[Rows from a dataset]
****************************************
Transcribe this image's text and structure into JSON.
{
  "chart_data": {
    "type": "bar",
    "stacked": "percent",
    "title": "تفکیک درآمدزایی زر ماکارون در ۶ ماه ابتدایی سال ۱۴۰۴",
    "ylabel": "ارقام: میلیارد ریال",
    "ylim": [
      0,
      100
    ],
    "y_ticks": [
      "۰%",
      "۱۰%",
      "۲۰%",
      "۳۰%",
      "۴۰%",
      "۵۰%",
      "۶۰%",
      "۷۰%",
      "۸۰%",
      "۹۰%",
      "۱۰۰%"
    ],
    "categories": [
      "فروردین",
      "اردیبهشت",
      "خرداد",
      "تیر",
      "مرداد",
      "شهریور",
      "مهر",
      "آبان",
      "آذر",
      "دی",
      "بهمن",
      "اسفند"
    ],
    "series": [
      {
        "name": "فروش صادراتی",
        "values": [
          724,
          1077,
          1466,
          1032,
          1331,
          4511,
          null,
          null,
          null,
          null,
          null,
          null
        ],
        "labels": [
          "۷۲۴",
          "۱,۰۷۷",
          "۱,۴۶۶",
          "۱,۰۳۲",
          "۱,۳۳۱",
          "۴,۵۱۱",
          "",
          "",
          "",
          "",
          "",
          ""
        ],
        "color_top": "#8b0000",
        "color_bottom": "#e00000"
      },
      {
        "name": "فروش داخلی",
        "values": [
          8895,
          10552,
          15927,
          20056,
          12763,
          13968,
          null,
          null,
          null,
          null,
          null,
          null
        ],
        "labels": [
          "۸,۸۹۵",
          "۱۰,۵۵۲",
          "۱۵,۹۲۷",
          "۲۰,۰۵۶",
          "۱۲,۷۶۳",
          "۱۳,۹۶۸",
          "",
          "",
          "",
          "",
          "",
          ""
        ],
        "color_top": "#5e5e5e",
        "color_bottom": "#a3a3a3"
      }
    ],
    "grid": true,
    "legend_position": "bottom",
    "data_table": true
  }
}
****************************************
Would you write down every record again, exactly?

Transcribe this image's text and structure into JSON.
{
  "chart_data": {
    "type": "bar",
    "stacked": "percent",
    "title": "تفکیک درآمدزایی زر ماکارون در ۶ ماه ابتدایی سال ۱۴۰۴",
    "ylabel": "ارقام: میلیارد ریال",
    "ylim": [
      0,
      100
    ],
    "y_ticks": [
      "۰%",
      "۱۰%",
      "۲۰%",
      "۳۰%",
      "۴۰%",
      "۵۰%",
      "۶۰%",
      "۷۰%",
      "۸۰%",
      "۹۰%",
      "۱۰۰%"
    ],
    "categories": [
      "فروردین",
      "اردیبهشت",
      "خرداد",
      "تیر",
      "مرداد",
      "شهریور",
      "مهر",
      "آبان",
      "آذر",
      "دی",
      "بهمن",
      "اسفند"
    ],
    "series": [
      {
        "name": "فروش صادراتی",
        "values": [
          724,
          1077,
          1466,
          1032,
          1331,
          4511,
          null,
          null,
          null,
          null,
          null,
          null
        ],
        "labels": [
          "۷۲۴",
          "۱,۰۷۷",
          "۱,۴۶۶",
          "۱,۰۳۲",
          "۱,۳۳۱",
          "۴,۵۱۱",
          "",
          "",
          "",
          "",
          "",
          ""
        ],
        "color_top": "#8b0000",
        "color_bottom": "#e00000"
      },
      {
        "name": "فروش داخلی",
        "values": [
          8895,
          10552,
          15927,
          20056,
          12763,
          13968,
          null,
          null,
          null,
          null,
          null,
          null
        ],
        "labels": [
          "۸,۸۹۵",
          "۱۰,۵۵۲",
          "۱۵,۹۲۷",
          "۲۰,۰۵۶",
          "۱۲,۷۶۳",
          "۱۳,۹۶۸",
          "",
          "",
          "",
          "",
          "",
          ""
        ],
        "color_top": "#5e5e5e",
        "color_bottom": "#a3a3a3"
      }
    ],
    "grid": true,
    "legend_position": "bottom",
    "data_table": true
  }
}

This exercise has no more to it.